# WHAT YOU SHOULD DO
Print every line of the listing exactly, please.

# DATA PROVIDED
----
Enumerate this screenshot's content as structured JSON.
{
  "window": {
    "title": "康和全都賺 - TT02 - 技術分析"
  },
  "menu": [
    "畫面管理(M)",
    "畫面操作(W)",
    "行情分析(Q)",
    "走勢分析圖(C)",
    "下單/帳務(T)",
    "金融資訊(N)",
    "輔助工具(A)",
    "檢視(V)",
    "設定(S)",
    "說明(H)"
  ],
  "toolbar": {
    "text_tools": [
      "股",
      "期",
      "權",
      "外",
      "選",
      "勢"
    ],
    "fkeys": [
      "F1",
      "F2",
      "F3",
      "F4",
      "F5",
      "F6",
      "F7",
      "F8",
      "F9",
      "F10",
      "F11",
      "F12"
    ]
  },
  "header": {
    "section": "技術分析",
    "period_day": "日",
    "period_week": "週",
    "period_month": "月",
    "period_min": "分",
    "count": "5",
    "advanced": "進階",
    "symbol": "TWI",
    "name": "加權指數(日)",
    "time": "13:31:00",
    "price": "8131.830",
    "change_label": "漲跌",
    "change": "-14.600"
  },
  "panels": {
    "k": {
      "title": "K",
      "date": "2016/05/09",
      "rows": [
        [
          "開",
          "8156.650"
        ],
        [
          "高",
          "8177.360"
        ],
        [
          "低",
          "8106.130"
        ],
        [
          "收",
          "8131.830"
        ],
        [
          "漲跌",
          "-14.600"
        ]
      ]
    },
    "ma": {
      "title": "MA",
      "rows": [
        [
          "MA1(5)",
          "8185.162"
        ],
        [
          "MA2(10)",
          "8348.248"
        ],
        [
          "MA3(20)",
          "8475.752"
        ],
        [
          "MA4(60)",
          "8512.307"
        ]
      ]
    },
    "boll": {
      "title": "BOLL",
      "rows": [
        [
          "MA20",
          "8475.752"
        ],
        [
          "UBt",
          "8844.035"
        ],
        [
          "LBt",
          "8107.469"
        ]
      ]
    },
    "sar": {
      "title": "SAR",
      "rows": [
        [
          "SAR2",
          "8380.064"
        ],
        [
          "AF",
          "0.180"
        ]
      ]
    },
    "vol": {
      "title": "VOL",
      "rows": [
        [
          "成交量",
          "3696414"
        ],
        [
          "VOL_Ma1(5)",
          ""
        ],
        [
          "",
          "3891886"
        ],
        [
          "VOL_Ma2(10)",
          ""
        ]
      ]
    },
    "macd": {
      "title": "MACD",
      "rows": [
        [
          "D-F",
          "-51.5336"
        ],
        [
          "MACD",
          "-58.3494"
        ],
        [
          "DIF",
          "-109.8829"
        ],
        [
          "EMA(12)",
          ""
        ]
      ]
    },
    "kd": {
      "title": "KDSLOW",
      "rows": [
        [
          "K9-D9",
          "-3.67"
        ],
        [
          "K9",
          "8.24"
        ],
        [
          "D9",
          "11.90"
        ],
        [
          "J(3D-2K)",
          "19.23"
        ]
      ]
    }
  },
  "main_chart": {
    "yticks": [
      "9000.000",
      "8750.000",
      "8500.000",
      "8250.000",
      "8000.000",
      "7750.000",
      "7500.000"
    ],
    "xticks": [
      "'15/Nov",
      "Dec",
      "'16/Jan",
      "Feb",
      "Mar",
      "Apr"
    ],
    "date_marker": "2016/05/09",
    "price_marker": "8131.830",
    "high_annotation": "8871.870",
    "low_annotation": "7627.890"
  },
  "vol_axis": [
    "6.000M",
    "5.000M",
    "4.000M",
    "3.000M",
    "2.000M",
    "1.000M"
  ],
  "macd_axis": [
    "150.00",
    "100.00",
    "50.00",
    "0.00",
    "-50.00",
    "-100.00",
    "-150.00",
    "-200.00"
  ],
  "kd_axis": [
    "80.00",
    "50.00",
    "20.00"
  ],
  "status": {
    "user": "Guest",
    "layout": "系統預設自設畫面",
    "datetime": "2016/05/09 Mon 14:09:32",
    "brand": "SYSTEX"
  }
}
----
# ANSWER BELOW
Enumerate this screenshot's content as structured JSON.
{
  "window": {
    "title": "康和全都賺 - TT02 - 技術分析"
  },
  "menu": [
    "畫面管理(M)",
    "畫面操作(W)",
    "行情分析(Q)",
    "走勢分析圖(C)",
    "下單/帳務(T)",
    "金融資訊(N)",
    "輔助工具(A)",
    "檢視(V)",
    "設定(S)",
    "說明(H)"
  ],
  "toolbar": {
    "text_tools": [
      "股",
      "期",
      "權",
      "外",
      "選",
      "勢"
    ],
    "fkeys": [
      "F1",
      "F2",
      "F3",
      "F4",
      "F5",
      "F6",
      "F7",
      "F8",
      "F9",
      "F10",
      "F11",
      "F12"
    ]
  },
  "header": {
    "section": "技術分析",
    "period_day": "日",
    "period_week": "週",
    "period_month": "月",
    "period_min": "分",
    "count": "5",
    "advanced": "進階",
    "symbol": "TWI",
    "name": "加權指數(日)",
    "time": "13:31:00",
    "price": "8131.830",
    "change_label": "漲跌",
    "change": "-14.600"
  },
  "panels": {
    "k": {
      "title": "K",
      "date": "2016/05/09",
      "rows": [
        [
          "開",
          "8156.650"
        ],
        [
          "高",
          "8177.360"
        ],
        [
          "低",
          "8106.130"
        ],
        [
          "收",
          "8131.830"
        ],
        [
          "漲跌",
          "-14.600"
        ]
      ]
    },
    "ma": {
      "title": "MA",
      "rows": [
        [
          "MA1(5)",
          "8185.162"
        ],
        [
          "MA2(10)",
          "8348.248"
        ],
        [
          "MA3(20)",
          "8475.752"
        ],
        [
          "MA4(60)",
          "8512.307"
        ]
      ]
    },
    "boll": {
      "title": "BOLL",
      "rows": [
        [
          "MA20",
          "8475.752"
        ],
        [
          "UBt",
          "8844.035"
        ],
        [
          "LBt",
          "8107.469"
        ]
      ]
    },
    "sar": {
      "title": "SAR",
      "rows": [
        [
          "SAR2",
          "8380.064"
        ],
        [
          "AF",
          "0.180"
        ]
      ]
    },
    "vol": {
      "title": "VOL",
      "rows": [
        [
          "成交量",
          "3696414"
        ],
        [
          "VOL_Ma1(5)",
          ""
        ],
        [
          "",
          "3891886"
        ],
        [
          "VOL_Ma2(10)",
          ""
        ]
      ]
    },
    "macd": {
      "title": "MACD",
      "rows": [
        [
          "D-F",
          "-51.5336"
        ],
        [
          "MACD",
          "-58.3494"
        ],
        [
          "DIF",
          "-109.8829"
        ],
        [
          "EMA(12)",
          ""
        ]
      ]
    },
    "kd": {
      "title": "KDSLOW",
      "rows": [
        [
          "K9-D9",
          "-3.67"
        ],
        [
          "K9",
          "8.24"
        ],
        [
          "D9",
          "11.90"
        ],
        [
          "J(3D-2K)",
          "19.23"
        ]
      ]
    }
  },
  "main_chart": {
    "yticks": [
      "9000.000",
      "8750.000",
      "8500.000",
      "8250.000",
      "8000.000",
      "7750.000",
      "7500.000"
    ],
    "xticks": [
      "'15/Nov",
      "Dec",
      "'16/Jan",
      "Feb",
      "Mar",
      "Apr"
    ],
    "date_marker": "2016/05/09",
    "price_marker": "8131.830",
    "high_annotation": "8871.870",
    "low_annotation": "7627.890"
  },
  "vol_axis": [
    "6.000M",
    "5.000M",
    "4.000M",
    "3.000M",
    "2.000M",
    "1.000M"
  ],
  "macd_axis": [
    "150.00",
    "100.00",
    "50.00",
    "0.00",
    "-50.00",
    "-100.00",
    "-150.00",
    "-200.00"
  ],
  "kd_axis": [
    "80.00",
    "50.00",
    "20.00"
  ],
  "status": {
    "user": "Guest",
    "layout": "系統預設自設畫面",
    "datetime": "2016/05/09 Mon 14:09:32",
    "brand": "SYSTEX"
  }
}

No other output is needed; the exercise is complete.